** start Task inputs **

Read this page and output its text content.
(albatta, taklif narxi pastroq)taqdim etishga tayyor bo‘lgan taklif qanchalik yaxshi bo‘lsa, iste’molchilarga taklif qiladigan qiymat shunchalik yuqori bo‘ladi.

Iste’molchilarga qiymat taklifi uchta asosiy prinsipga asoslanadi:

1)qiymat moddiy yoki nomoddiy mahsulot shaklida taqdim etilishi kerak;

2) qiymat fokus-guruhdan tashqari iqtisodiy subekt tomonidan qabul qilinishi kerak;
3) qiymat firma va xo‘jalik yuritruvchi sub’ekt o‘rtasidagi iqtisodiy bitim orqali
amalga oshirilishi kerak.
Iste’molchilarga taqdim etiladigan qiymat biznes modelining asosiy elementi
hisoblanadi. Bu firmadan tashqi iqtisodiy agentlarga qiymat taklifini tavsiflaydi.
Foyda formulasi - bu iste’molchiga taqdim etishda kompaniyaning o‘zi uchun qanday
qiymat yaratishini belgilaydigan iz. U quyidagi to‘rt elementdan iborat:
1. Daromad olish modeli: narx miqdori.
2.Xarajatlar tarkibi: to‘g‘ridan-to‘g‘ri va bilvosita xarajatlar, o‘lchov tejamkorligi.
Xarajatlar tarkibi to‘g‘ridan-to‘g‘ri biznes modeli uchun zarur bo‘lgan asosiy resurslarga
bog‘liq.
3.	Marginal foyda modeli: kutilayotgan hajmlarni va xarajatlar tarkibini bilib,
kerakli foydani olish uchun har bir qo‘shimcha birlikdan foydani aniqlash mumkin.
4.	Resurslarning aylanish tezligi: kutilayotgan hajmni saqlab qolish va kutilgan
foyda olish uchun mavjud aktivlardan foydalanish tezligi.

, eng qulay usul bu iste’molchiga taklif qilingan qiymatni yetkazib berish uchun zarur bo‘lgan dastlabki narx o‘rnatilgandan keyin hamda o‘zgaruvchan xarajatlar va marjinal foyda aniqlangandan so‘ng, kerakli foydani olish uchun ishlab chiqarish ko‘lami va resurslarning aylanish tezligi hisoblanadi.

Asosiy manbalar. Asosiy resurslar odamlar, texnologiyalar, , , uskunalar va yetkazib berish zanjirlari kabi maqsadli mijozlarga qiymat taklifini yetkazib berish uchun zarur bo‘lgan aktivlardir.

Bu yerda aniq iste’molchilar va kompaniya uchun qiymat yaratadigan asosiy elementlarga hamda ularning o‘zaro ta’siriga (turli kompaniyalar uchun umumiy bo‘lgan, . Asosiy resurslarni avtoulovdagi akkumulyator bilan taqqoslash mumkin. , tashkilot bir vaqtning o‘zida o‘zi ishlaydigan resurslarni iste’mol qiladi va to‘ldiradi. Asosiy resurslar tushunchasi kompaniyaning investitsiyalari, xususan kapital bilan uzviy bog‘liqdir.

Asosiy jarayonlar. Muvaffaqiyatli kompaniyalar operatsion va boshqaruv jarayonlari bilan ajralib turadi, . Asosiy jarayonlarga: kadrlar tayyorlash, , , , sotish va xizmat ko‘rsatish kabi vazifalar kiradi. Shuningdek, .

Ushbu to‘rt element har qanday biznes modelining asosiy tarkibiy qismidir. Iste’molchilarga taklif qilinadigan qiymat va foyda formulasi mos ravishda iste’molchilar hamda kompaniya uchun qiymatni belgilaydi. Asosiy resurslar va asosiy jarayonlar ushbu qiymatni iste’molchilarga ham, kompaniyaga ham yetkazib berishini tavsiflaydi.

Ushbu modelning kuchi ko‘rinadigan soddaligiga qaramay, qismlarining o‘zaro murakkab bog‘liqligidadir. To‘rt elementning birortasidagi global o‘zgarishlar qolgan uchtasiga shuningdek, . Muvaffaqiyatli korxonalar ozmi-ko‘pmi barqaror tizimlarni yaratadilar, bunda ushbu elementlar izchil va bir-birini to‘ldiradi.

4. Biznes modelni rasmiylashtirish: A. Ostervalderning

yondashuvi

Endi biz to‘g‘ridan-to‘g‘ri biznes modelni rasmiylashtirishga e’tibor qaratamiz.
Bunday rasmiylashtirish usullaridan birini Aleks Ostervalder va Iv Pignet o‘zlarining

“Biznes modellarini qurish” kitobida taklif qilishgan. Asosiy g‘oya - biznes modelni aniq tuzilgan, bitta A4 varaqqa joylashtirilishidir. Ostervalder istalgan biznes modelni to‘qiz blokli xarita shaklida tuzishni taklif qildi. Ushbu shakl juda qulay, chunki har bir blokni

** end Task inputs **

### [Task to carry out]
Type the whole listing again, unaltered.

### [Complete answer]
Read this page and output its text content.
(albatta, taklif narxi pastroq)taqdim etishga tayyor bo‘lgan taklif qanchalik yaxshi bo‘lsa, iste’molchilarga taklif qiladigan qiymat shunchalik yuqori bo‘ladi.

Iste’molchilarga qiymat taklifi uchta asosiy prinsipga asoslanadi:

1)qiymat moddiy yoki nomoddiy mahsulot shaklida taqdim etilishi kerak;

2) qiymat fokus-guruhdan tashqari iqtisodiy subekt tomonidan qabul qilinishi kerak;
3) qiymat firma va xo‘jalik yuritruvchi sub’ekt o‘rtasidagi iqtisodiy bitim orqali
amalga oshirilishi kerak.
Iste’molchilarga taqdim etiladigan qiymat biznes modelining asosiy elementi
hisoblanadi. Bu firmadan tashqi iqtisodiy agentlarga qiymat taklifini tavsiflaydi.
Foyda formulasi - bu iste’molchiga taqdim etishda kompaniyaning o‘zi uchun qanday
qiymat yaratishini belgilaydigan iz. U quyidagi to‘rt elementdan iborat:
1. Daromad olish modeli: narx miqdori.
2.Xarajatlar tarkibi: to‘g‘ridan-to‘g‘ri va bilvosita xarajatlar, o‘lchov tejamkorligi.
Xarajatlar tarkibi to‘g‘ridan-to‘g‘ri biznes modeli uchun zarur bo‘lgan asosiy resurslarga
bog‘liq.
3.	Marginal foyda modeli: kutilayotgan hajmlarni va xarajatlar tarkibini bilib,
kerakli foydani olish uchun har bir qo‘shimcha birlikdan foydani aniqlash mumkin.
4.	Resurslarning aylanish tezligi: kutilayotgan hajmni saqlab qolish va kutilgan
foyda olish uchun mavjud aktivlardan foydalanish tezligi.

, eng qulay usul bu iste’molchiga taklif qilingan qiymatni yetkazib berish uchun zarur bo‘lgan dastlabki narx o‘rnatilgandan keyin hamda o‘zgaruvchan xarajatlar va marjinal foyda aniqlangandan so‘ng, kerakli foydani olish uchun ishlab chiqarish ko‘lami va resurslarning aylanish tezligi hisoblanadi.

Asosiy manbalar. Asosiy resurslar odamlar, texnologiyalar, , , uskunalar va yetkazib berish zanjirlari kabi maqsadli mijozlarga qiymat taklifini yetkazib berish uchun zarur bo‘lgan aktivlardir.

Bu yerda aniq iste’molchilar va kompaniya uchun qiymat yaratadigan asosiy elementlarga hamda ularning o‘zaro ta’siriga (turli kompaniyalar uchun umumiy bo‘lgan, . Asosiy resurslarni avtoulovdagi akkumulyator bilan taqqoslash mumkin. , tashkilot bir vaqtning o‘zida o‘zi ishlaydigan resurslarni iste’mol qiladi va to‘ldiradi. Asosiy resurslar tushunchasi kompaniyaning investitsiyalari, xususan kapital bilan uzviy bog‘liqdir.

Asosiy jarayonlar. Muvaffaqiyatli kompaniyalar operatsion va boshqaruv jarayonlari bilan ajralib turadi, . Asosiy jarayonlarga: kadrlar tayyorlash, , , , sotish va xizmat ko‘rsatish kabi vazifalar kiradi. Shuningdek, .

Ushbu to‘rt element har qanday biznes modelining asosiy tarkibiy qismidir. Iste’molchilarga taklif qilinadigan qiymat va foyda formulasi mos ravishda iste’molchilar hamda kompaniya uchun qiymatni belgilaydi. Asosiy resurslar va asosiy jarayonlar ushbu qiymatni iste’molchilarga ham, kompaniyaga ham yetkazib berishini tavsiflaydi.

Ushbu modelning kuchi ko‘rinadigan soddaligiga qaramay, qismlarining o‘zaro murakkab bog‘liqligidadir. To‘rt elementning birortasidagi global o‘zgarishlar qolgan uchtasiga shuningdek, . Muvaffaqiyatli korxonalar ozmi-ko‘pmi barqaror tizimlarni yaratadilar, bunda ushbu elementlar izchil va bir-birini to‘ldiradi.

4. Biznes modelni rasmiylashtirish: A. Ostervalderning

yondashuvi

Endi biz to‘g‘ridan-to‘g‘ri biznes modelni rasmiylashtirishga e’tibor qaratamiz.
Bunday rasmiylashtirish usullaridan birini Aleks Ostervalder va Iv Pignet o‘zlarining

“Biznes modellarini qurish” kitobida taklif qilishgan. Asosiy g‘oya - biznes modelni aniq tuzilgan, bitta A4 varaqqa joylashtirilishidir. Ostervalder istalgan biznes modelni to‘qiz blokli xarita shaklida tuzishni taklif qildi. Ushbu shakl juda qulay, chunki har bir blokni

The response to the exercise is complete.